◆ What you need to do:
Give the listing again in full, exactly as written.

— Start Information provided —

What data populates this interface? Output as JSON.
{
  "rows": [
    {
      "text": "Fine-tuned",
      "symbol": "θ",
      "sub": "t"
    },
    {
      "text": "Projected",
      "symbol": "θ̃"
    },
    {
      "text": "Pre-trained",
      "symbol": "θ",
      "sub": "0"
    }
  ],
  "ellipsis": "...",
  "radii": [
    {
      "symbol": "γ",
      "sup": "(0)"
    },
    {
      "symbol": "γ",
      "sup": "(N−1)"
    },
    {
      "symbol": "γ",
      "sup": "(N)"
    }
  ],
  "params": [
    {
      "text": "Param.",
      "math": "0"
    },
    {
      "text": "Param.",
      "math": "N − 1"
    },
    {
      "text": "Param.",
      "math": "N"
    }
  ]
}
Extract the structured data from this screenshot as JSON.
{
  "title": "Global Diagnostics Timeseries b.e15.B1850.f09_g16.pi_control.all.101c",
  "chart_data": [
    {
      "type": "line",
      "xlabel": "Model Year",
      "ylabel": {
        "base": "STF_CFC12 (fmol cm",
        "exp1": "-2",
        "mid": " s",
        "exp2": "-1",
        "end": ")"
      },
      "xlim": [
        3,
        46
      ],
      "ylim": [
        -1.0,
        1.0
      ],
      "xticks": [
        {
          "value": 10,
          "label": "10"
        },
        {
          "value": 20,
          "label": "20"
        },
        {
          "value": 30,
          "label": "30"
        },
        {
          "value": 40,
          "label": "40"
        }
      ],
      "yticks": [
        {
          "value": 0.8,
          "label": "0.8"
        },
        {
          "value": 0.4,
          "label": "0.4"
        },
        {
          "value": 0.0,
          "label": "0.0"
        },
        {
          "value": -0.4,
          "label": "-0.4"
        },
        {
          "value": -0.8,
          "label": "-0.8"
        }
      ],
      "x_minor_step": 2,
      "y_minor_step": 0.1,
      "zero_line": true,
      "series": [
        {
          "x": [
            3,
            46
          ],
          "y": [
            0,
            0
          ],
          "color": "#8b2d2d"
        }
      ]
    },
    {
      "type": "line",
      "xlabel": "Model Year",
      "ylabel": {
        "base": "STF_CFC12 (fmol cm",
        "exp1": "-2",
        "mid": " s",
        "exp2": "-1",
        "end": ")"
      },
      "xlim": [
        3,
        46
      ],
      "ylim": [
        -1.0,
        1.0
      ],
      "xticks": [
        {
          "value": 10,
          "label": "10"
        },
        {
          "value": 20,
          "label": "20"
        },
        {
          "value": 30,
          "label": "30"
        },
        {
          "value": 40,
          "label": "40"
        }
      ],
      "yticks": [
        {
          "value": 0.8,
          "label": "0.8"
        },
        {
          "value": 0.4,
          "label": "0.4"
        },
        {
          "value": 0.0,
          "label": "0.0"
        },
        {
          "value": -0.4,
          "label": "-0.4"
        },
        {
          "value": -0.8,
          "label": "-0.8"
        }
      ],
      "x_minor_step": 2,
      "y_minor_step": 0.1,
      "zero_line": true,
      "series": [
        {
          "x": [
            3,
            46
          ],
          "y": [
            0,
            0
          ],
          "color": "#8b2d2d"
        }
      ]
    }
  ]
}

— End Information provided —

◆ Output for this task:
What data populates this interface? Output as JSON.
{
  "rows": [
    {
      "text": "Fine-tuned",
      "symbol": "θ",
      "sub": "t"
    },
    {
      "text": "Projected",
      "symbol": "θ̃"
    },
    {
      "text": "Pre-trained",
      "symbol": "θ",
      "sub": "0"
    }
  ],
  "ellipsis": "...",
  "radii": [
    {
      "symbol": "γ",
      "sup": "(0)"
    },
    {
      "symbol": "γ",
      "sup": "(N−1)"
    },
    {
      "symbol": "γ",
      "sup": "(N)"
    }
  ],
  "params": [
    {
      "text": "Param.",
      "math": "0"
    },
    {
      "text": "Param.",
      "math": "N − 1"
    },
    {
      "text": "Param.",
      "math": "N"
    }
  ]
}
Extract the structured data from this screenshot as JSON.
{
  "title": "Global Diagnostics Timeseries b.e15.B1850.f09_g16.pi_control.all.101c",
  "chart_data": [
    {
      "type": "line",
      "xlabel": "Model Year",
      "ylabel": {
        "base": "STF_CFC12 (fmol cm",
        "exp1": "-2",
        "mid": " s",
        "exp2": "-1",
        "end": ")"
      },
      "xlim": [
        3,
        46
      ],
      "ylim": [
        -1.0,
        1.0
      ],
      "xticks": [
        {
          "value": 10,
          "label": "10"
        },
        {
          "value": 20,
          "label": "20"
        },
        {
          "value": 30,
          "label": "30"
        },
        {
          "value": 40,
          "label": "40"
        }
      ],
      "yticks": [
        {
          "value": 0.8,
          "label": "0.8"
        },
        {
          "value": 0.4,
          "label": "0.4"
        },
        {
          "value": 0.0,
          "label": "0.0"
        },
        {
          "value": -0.4,
          "label": "-0.4"
        },
        {
          "value": -0.8,
          "label": "-0.8"
        }
      ],
      "x_minor_step": 2,
      "y_minor_step": 0.1,
      "zero_line": true,
      "series": [
        {
          "x": [
            3,
            46
          ],
          "y": [
            0,
            0
          ],
          "color": "#8b2d2d"
        }
      ]
    },
    {
      "type": "line",
      "xlabel": "Model Year",
      "ylabel": {
        "base": "STF_CFC12 (fmol cm",
        "exp1": "-2",
        "mid": " s",
        "exp2": "-1",
        "end": ")"
      },
      "xlim": [
        3,
        46
      ],
      "ylim": [
        -1.0,
        1.0
      ],
      "xticks": [
        {
          "value": 10,
          "label": "10"
        },
        {
          "value": 20,
          "label": "20"
        },
        {
          "value": 30,
          "label": "30"
        },
        {
          "value": 40,
          "label": "40"
        }
      ],
      "yticks": [
        {
          "value": 0.8,
          "label": "0.8"
        },
        {
          "value": 0.4,
          "label": "0.4"
        },
        {
          "value": 0.0,
          "label": "0.0"
        },
        {
          "value": -0.4,
          "label": "-0.4"
        },
        {
          "value": -0.8,
          "label": "-0.8"
        }
      ],
      "x_minor_step": 2,
      "y_minor_step": 0.1,
      "zero_line": true,
      "series": [
        {
          "x": [
            3,
            46
          ],
          "y": [
            0,
            0
          ],
          "color": "#8b2d2d"
        }
      ]
    }
  ]
}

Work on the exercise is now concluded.